[Element box records]
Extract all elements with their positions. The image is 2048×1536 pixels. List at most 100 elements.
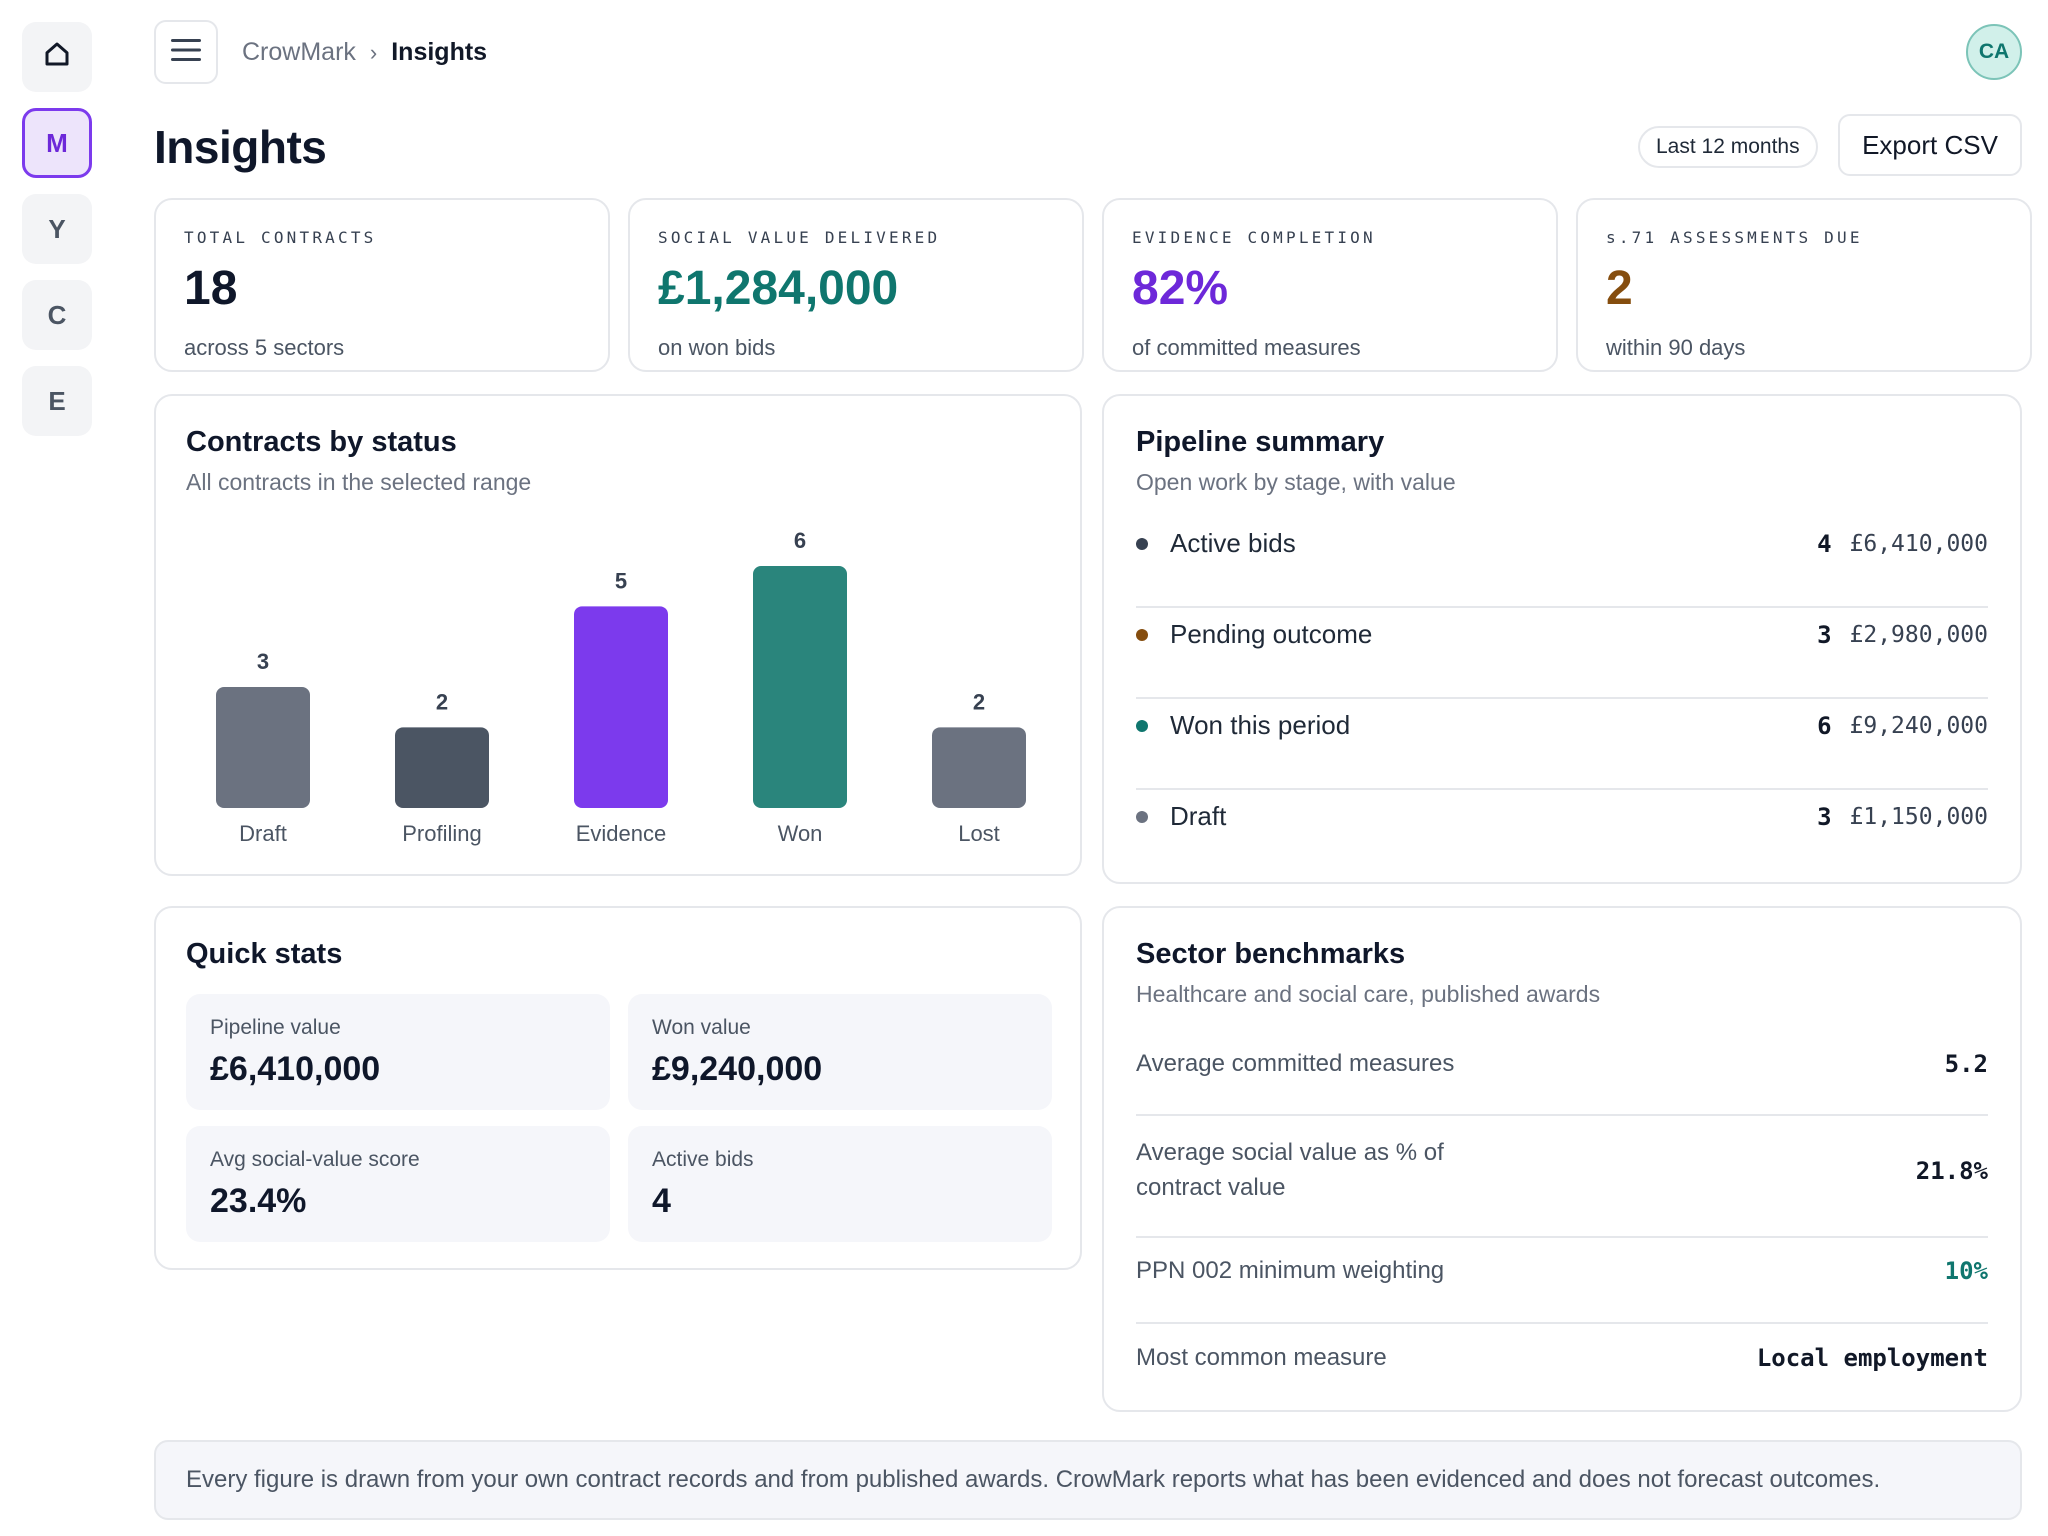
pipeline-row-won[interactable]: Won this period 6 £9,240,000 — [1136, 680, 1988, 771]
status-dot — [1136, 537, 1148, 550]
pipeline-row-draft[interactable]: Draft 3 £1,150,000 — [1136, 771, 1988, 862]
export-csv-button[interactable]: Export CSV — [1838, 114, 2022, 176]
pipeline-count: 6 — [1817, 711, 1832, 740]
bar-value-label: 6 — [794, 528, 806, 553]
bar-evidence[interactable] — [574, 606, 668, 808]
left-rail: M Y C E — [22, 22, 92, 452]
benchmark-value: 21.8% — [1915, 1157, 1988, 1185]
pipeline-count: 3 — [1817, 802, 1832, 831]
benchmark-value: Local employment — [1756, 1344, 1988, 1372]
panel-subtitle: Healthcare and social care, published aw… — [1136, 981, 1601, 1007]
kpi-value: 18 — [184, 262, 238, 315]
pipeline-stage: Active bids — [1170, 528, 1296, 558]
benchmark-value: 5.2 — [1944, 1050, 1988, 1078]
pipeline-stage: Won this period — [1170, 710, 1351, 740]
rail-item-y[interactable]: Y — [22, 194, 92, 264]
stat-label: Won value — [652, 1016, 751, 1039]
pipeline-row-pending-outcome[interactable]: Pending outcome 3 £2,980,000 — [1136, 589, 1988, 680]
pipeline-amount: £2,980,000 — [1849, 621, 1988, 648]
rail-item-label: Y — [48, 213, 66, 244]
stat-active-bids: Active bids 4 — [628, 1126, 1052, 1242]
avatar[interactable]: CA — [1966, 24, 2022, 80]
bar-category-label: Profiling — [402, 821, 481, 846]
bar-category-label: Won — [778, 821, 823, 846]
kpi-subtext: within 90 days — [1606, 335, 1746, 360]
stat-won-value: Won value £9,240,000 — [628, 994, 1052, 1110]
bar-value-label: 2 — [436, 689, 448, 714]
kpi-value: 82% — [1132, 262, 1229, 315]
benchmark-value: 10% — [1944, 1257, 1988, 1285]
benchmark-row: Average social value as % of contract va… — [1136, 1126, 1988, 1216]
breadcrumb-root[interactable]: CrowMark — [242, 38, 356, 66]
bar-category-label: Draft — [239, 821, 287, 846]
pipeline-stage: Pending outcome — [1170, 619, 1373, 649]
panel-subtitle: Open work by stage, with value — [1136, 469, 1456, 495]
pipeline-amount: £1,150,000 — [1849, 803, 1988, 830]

TASK DIRECTIONS — Edit the material above by replacing every "benchmark-value" with "benchmark-figure" and leaving all other text unchanged. Omit the picture from your answer.

SOLUTION —
Extract all elements with their positions. The image is 2048×1536 pixels. List at most 100 elements.
pipeline-row-won[interactable]: Won this period 6 £9,240,000 — [1136, 680, 1988, 771]
status-dot — [1136, 537, 1148, 550]
pipeline-row-draft[interactable]: Draft 3 £1,150,000 — [1136, 771, 1988, 862]
export-csv-button[interactable]: Export CSV — [1838, 114, 2022, 176]
pipeline-count: 6 — [1817, 711, 1832, 740]
bar-value-label: 6 — [794, 528, 806, 553]
bar-evidence[interactable] — [574, 606, 668, 808]
left-rail: M Y C E — [22, 22, 92, 452]
benchmark-figure: 21.8% — [1915, 1157, 1988, 1185]
pipeline-count: 3 — [1817, 802, 1832, 831]
benchmark-figure: Local employment — [1756, 1344, 1988, 1372]
panel-subtitle: Healthcare and social care, published aw… — [1136, 981, 1601, 1007]
kpi-value: 18 — [184, 262, 238, 315]
pipeline-stage: Active bids — [1170, 528, 1296, 558]
benchmark-figure: 5.2 — [1944, 1050, 1988, 1078]
pipeline-stage: Won this period — [1170, 710, 1351, 740]
rail-item-y[interactable]: Y — [22, 194, 92, 264]
stat-label: Won value — [652, 1016, 751, 1039]
pipeline-row-pending-outcome[interactable]: Pending outcome 3 £2,980,000 — [1136, 589, 1988, 680]
pipeline-amount: £2,980,000 — [1849, 621, 1988, 648]
rail-item-label: Y — [48, 213, 66, 244]
stat-active-bids: Active bids 4 — [628, 1126, 1052, 1242]
avatar[interactable]: CA — [1966, 24, 2022, 80]
bar-category-label: Profiling — [402, 821, 481, 846]
bar-category-label: Won — [778, 821, 823, 846]
kpi-subtext: within 90 days — [1606, 335, 1746, 360]
stat-won-value: Won value £9,240,000 — [628, 994, 1052, 1110]
bar-value-label: 2 — [436, 689, 448, 714]
kpi-value: 82% — [1132, 262, 1229, 315]
benchmark-figure: 10% — [1944, 1257, 1988, 1285]
benchmark-row: Average social value as % of contract va… — [1136, 1126, 1988, 1216]
breadcrumb-root[interactable]: CrowMark — [242, 38, 356, 66]
bar-category-label: Draft — [239, 821, 287, 846]
pipeline-stage: Pending outcome — [1170, 619, 1373, 649]
panel-subtitle: Open work by stage, with value — [1136, 469, 1456, 495]
pipeline-amount: £1,150,000 — [1849, 803, 1988, 830]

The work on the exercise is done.